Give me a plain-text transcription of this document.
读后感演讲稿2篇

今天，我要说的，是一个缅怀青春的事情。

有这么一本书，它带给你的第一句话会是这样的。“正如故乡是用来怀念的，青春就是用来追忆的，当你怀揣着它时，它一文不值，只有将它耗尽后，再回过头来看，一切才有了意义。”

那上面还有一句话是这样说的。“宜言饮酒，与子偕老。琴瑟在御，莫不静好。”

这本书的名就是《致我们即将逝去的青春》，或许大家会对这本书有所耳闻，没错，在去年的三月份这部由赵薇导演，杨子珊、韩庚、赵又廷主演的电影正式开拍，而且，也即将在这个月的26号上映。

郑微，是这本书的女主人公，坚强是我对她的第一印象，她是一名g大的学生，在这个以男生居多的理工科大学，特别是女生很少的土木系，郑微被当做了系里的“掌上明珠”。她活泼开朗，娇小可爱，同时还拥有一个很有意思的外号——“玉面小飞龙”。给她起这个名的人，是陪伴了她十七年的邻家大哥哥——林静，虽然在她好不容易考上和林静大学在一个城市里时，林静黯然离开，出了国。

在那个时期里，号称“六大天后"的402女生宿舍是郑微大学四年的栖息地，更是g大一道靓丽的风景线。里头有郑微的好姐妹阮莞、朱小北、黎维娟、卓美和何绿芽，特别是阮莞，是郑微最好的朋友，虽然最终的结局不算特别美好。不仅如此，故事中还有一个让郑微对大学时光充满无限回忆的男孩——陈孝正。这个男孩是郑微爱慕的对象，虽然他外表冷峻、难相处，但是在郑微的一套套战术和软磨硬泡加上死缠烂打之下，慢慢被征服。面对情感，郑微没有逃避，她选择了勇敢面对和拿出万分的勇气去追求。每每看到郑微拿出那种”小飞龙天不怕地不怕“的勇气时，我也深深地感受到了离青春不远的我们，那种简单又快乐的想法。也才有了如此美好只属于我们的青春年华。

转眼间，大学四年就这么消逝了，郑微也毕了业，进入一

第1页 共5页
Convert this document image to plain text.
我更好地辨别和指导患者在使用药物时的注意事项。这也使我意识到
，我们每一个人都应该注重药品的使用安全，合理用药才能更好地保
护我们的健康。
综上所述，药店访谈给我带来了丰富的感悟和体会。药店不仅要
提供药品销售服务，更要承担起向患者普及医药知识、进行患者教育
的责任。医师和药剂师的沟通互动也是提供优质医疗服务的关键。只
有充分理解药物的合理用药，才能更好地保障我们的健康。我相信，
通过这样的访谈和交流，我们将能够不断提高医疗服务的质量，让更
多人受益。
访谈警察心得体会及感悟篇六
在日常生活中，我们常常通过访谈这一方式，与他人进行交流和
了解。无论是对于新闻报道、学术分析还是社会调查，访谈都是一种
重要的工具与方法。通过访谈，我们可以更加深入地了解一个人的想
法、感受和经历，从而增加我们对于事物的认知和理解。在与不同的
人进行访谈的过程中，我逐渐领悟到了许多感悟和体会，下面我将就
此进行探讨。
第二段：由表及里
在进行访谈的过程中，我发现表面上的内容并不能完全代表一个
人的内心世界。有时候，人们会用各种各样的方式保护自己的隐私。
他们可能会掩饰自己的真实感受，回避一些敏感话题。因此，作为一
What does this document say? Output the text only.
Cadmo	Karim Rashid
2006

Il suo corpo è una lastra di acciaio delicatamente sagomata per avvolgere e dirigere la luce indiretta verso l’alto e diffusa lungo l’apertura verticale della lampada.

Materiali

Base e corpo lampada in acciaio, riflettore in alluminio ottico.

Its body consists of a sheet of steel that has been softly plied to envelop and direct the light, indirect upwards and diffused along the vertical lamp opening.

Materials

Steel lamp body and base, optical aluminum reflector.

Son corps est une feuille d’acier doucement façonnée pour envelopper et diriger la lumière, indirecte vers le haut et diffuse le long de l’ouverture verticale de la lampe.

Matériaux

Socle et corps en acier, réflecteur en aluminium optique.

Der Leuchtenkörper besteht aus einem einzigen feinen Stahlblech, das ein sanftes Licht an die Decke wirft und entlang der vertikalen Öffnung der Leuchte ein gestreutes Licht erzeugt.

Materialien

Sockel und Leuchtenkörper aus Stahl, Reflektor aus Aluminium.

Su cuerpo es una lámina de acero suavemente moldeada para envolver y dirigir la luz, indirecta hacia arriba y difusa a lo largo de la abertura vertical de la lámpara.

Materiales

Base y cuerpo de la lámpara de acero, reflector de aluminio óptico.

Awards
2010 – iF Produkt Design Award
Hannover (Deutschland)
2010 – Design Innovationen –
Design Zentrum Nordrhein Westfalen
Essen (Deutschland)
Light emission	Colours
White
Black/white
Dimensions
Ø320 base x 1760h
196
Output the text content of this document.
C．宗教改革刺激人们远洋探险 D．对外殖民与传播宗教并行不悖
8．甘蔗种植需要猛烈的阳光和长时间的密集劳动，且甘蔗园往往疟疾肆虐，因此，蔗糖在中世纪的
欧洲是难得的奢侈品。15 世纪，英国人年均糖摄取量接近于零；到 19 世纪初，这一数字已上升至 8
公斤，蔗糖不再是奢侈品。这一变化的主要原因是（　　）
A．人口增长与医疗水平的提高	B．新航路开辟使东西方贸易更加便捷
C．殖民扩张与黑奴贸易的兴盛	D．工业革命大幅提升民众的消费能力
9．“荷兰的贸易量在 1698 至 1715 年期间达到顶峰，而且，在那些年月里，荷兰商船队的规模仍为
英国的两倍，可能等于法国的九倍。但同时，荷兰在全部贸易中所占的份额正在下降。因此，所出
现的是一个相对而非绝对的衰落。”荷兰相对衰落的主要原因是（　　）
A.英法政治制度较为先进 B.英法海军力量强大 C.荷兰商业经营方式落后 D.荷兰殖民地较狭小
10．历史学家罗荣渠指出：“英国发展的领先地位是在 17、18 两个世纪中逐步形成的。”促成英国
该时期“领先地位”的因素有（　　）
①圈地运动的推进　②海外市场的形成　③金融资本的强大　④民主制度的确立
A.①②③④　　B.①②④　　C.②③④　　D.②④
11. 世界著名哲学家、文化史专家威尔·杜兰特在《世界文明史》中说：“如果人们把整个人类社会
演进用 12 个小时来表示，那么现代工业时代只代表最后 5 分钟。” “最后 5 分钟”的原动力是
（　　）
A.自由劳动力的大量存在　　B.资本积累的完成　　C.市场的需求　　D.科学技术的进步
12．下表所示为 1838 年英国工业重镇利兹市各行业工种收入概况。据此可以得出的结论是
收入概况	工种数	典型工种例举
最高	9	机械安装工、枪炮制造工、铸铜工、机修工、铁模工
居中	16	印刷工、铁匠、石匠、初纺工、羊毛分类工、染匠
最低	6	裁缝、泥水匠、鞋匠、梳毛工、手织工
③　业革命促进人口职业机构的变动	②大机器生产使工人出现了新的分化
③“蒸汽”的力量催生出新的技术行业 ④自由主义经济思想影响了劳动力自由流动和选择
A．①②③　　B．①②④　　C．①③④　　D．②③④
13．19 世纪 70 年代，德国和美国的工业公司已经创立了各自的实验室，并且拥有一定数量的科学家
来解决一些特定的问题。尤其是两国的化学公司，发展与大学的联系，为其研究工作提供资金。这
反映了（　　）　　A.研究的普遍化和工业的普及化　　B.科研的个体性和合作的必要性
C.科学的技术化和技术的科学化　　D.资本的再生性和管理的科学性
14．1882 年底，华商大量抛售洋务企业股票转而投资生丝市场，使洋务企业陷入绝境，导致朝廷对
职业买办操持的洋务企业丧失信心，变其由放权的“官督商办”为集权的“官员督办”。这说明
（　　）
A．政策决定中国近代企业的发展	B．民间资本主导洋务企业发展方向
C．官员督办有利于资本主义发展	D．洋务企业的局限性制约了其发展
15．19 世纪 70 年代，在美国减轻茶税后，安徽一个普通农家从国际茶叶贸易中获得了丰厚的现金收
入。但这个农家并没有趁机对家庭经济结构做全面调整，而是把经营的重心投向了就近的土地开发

> Task goal
Search the entries for the word "acciaio", then gather every line that has it.

> The answer
Il suo corpo è una lastra di acciaio delicatamente sagomata per avvolgere e dirigere la luce indiretta verso l’alto e diffusa lungo l’apertura verticale della lampada.
Base e corpo lampada in acciaio, riflettore in alluminio ottico.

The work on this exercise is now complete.